▶ [About this exercise]: Please report each line in the material below that includes "diagnosis".

▶ [Task input]:
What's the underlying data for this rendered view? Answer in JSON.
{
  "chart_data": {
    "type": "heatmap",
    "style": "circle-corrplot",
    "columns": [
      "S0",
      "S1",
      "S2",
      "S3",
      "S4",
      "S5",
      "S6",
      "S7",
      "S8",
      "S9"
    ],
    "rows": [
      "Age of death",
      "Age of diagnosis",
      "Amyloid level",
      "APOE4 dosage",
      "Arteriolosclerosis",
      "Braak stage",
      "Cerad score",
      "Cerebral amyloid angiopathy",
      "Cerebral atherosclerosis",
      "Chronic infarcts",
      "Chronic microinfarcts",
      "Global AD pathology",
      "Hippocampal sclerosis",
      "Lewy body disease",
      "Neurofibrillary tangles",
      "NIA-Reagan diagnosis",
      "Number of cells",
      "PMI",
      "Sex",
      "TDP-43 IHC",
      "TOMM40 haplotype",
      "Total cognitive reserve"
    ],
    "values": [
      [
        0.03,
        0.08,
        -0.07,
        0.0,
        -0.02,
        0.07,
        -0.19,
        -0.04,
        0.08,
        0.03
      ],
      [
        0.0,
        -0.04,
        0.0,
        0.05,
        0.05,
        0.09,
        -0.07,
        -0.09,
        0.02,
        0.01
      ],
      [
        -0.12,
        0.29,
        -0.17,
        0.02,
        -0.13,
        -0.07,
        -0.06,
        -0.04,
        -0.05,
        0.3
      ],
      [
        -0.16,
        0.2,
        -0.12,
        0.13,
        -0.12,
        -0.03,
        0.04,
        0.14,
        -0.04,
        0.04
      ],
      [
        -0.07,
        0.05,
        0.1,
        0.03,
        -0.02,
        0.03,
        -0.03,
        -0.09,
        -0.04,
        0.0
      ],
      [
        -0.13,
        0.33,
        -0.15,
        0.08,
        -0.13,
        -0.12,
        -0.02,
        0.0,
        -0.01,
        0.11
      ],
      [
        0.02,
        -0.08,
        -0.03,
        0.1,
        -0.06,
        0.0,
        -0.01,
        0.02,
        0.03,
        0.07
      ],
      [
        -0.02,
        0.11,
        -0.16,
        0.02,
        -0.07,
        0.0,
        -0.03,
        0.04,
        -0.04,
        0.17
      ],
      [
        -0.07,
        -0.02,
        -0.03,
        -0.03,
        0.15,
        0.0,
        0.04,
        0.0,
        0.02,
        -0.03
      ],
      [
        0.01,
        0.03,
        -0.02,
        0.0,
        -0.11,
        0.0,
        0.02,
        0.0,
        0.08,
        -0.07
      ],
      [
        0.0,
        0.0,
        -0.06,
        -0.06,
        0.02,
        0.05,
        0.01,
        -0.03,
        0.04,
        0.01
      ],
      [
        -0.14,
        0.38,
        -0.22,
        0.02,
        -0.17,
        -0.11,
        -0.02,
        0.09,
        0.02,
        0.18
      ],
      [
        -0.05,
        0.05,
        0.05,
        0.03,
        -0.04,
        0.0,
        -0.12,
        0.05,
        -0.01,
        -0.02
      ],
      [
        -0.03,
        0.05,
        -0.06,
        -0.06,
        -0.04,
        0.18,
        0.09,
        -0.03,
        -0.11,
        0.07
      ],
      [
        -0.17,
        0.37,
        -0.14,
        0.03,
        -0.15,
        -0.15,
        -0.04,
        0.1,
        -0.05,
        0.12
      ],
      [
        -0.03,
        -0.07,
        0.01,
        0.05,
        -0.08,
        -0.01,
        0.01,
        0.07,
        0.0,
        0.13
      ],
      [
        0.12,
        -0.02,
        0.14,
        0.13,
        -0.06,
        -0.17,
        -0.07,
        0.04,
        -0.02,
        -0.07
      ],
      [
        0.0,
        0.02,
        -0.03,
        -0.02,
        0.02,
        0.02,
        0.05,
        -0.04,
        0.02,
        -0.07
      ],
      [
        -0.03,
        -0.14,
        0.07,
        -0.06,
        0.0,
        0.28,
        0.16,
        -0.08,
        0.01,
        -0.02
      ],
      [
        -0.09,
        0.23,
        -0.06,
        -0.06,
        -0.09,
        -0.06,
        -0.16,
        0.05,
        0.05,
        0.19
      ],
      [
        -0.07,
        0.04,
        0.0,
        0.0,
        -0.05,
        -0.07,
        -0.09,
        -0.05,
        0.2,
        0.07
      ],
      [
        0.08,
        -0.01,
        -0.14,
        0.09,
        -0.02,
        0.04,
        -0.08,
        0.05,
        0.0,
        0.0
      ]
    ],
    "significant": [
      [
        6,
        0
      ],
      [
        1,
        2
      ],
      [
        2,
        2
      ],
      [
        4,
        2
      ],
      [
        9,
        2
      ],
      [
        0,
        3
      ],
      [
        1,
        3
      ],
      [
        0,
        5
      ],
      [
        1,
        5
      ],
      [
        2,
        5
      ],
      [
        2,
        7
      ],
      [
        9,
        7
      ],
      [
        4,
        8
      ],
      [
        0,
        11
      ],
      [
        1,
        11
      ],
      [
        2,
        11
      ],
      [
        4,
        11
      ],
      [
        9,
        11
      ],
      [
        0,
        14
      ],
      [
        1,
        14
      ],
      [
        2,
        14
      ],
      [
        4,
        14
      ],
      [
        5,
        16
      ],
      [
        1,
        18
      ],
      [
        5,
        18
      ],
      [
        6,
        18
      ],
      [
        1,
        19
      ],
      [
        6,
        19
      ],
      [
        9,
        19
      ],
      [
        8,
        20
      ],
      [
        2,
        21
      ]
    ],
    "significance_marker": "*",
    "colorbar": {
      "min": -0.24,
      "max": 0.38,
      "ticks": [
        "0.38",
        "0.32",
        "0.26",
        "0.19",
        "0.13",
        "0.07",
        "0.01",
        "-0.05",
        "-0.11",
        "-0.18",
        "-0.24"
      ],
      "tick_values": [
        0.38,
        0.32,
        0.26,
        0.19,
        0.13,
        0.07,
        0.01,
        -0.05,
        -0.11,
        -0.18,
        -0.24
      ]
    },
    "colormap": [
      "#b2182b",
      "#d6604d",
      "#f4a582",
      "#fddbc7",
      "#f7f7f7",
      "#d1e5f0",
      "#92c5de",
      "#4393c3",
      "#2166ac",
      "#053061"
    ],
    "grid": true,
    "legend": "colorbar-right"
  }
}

▶ [Reply to the exercise]:
      "Age of diagnosis",
      "NIA-Reagan diagnosis",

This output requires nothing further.